#### Data provided:

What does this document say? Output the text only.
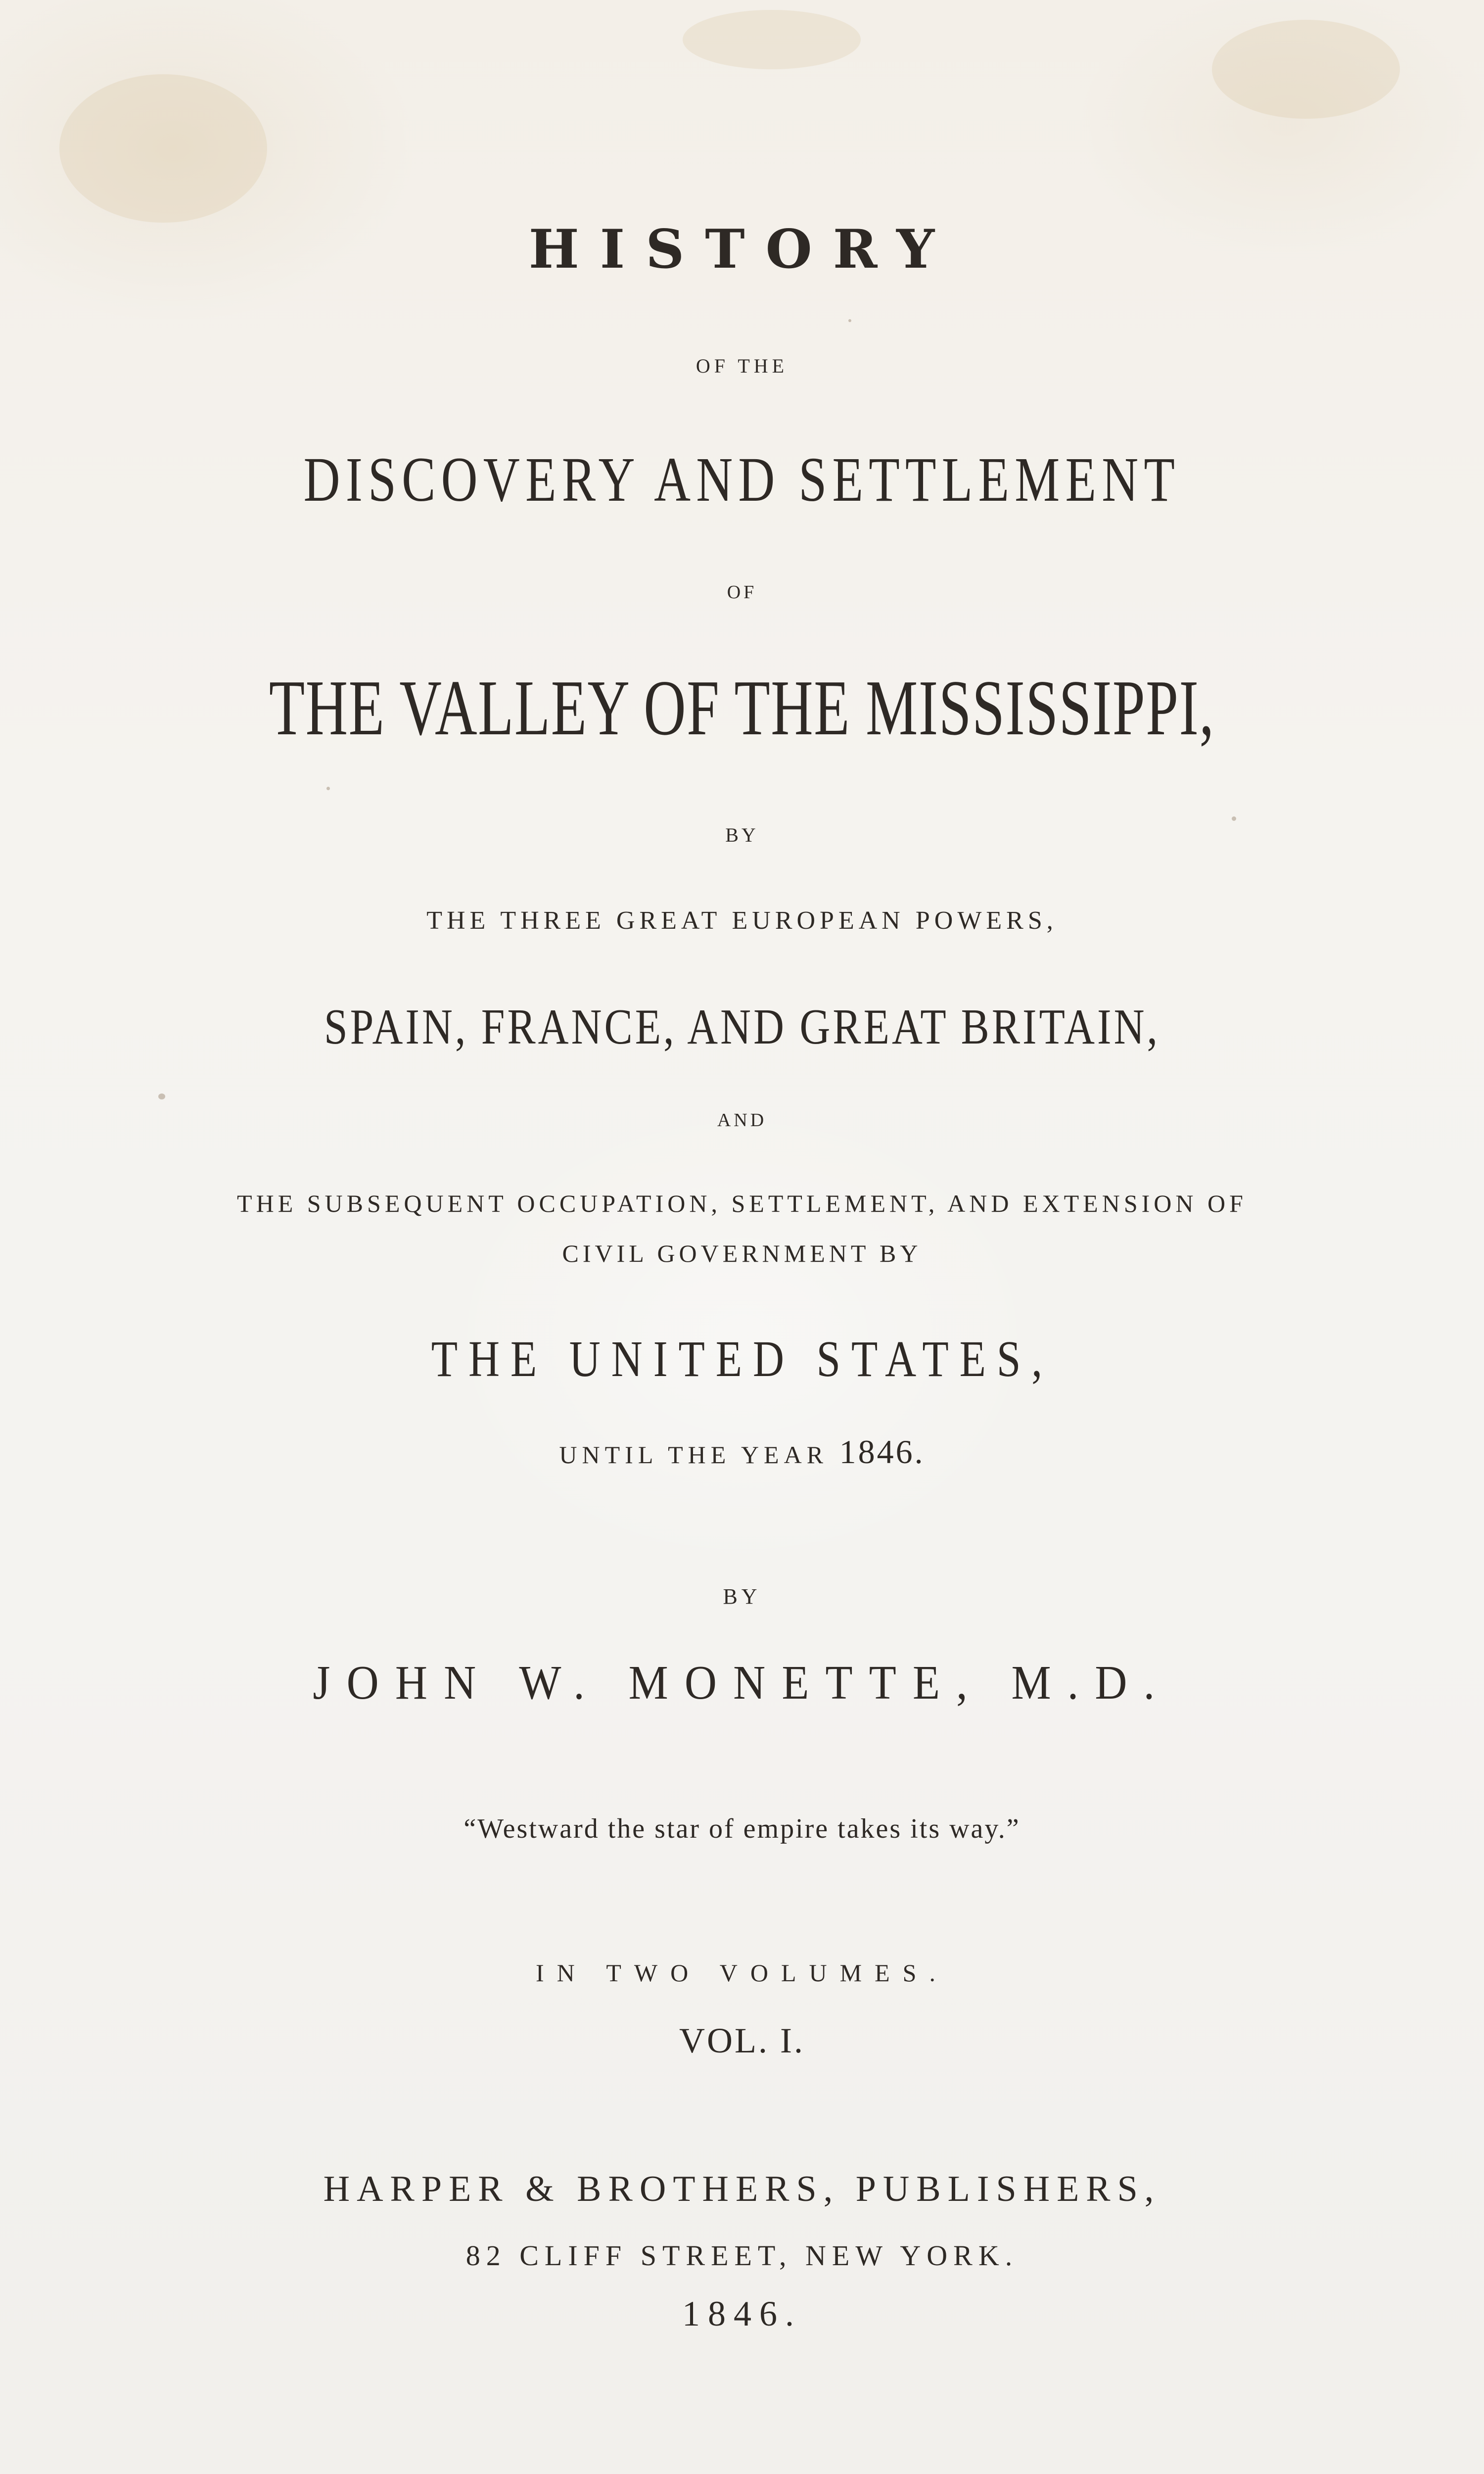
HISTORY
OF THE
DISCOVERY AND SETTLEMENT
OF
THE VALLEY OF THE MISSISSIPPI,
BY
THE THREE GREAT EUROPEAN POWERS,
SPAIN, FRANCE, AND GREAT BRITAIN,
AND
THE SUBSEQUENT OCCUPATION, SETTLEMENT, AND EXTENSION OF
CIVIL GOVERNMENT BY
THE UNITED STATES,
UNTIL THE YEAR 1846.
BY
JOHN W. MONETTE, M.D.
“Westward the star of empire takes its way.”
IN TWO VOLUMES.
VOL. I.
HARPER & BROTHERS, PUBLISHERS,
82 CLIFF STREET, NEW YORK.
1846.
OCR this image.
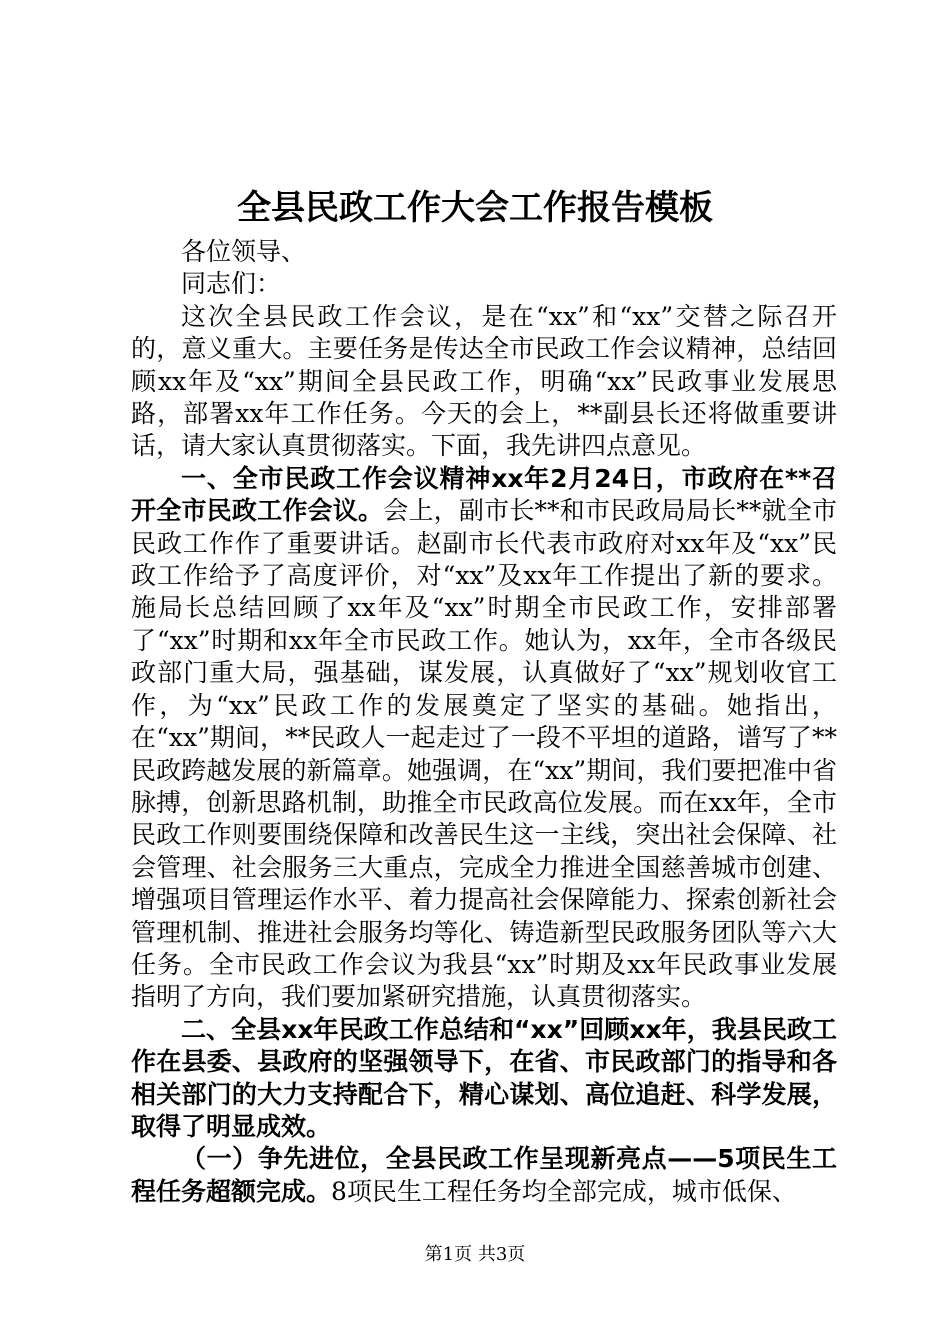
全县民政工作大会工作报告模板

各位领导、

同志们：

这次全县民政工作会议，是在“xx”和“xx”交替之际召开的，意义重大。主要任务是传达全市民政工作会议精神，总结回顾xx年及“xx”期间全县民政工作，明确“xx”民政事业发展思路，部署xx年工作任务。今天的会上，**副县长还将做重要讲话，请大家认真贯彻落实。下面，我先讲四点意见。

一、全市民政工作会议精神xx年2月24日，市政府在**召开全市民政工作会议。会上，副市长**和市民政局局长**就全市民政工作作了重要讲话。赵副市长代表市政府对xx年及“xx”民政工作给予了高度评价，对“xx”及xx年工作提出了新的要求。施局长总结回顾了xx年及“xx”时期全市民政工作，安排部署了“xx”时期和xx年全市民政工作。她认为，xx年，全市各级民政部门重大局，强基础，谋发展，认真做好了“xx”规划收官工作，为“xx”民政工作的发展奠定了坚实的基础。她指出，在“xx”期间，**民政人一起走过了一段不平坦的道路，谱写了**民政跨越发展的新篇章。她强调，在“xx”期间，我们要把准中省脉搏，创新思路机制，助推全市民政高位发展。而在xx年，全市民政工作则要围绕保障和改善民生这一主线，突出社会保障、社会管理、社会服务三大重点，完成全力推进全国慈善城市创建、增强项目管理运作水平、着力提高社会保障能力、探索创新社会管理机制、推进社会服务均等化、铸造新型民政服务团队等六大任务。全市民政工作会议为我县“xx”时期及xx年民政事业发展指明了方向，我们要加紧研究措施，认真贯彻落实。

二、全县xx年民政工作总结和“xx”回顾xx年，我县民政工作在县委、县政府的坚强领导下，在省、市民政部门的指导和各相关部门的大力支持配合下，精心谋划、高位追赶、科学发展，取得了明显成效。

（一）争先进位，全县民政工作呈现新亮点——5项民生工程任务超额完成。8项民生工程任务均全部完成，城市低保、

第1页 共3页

#### The exercise:
Copy each line above containing the string "GREAT".

#### Right answer:
THE THREE GREAT EUROPEAN POWERS,
SPAIN, FRANCE, AND GREAT BRITAIN,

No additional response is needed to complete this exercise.